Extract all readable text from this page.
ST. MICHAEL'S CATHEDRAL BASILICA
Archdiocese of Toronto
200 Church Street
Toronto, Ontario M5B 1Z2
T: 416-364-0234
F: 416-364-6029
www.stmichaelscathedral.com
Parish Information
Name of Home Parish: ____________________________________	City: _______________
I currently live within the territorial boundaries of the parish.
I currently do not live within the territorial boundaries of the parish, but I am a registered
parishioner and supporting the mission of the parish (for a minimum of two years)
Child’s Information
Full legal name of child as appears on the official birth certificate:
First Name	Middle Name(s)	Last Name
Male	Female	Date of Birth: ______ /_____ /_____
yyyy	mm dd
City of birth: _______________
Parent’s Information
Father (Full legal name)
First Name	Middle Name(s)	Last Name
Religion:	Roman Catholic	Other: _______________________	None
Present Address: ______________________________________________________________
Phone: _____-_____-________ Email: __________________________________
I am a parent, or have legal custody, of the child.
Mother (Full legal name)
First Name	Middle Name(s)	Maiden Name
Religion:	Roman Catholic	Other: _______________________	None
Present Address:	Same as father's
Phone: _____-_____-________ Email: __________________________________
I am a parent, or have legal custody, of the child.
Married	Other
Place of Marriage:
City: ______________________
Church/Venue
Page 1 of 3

___

§ **What is being asked**: Return each line of the listing that holds the string "legal".

§ **Response**:
Full legal name of child as appears on the official birth certificate:
Father (Full legal name)
I am a parent, or have legal custody, of the child.
Mother (Full legal name)
I am a parent, or have legal custody, of the child.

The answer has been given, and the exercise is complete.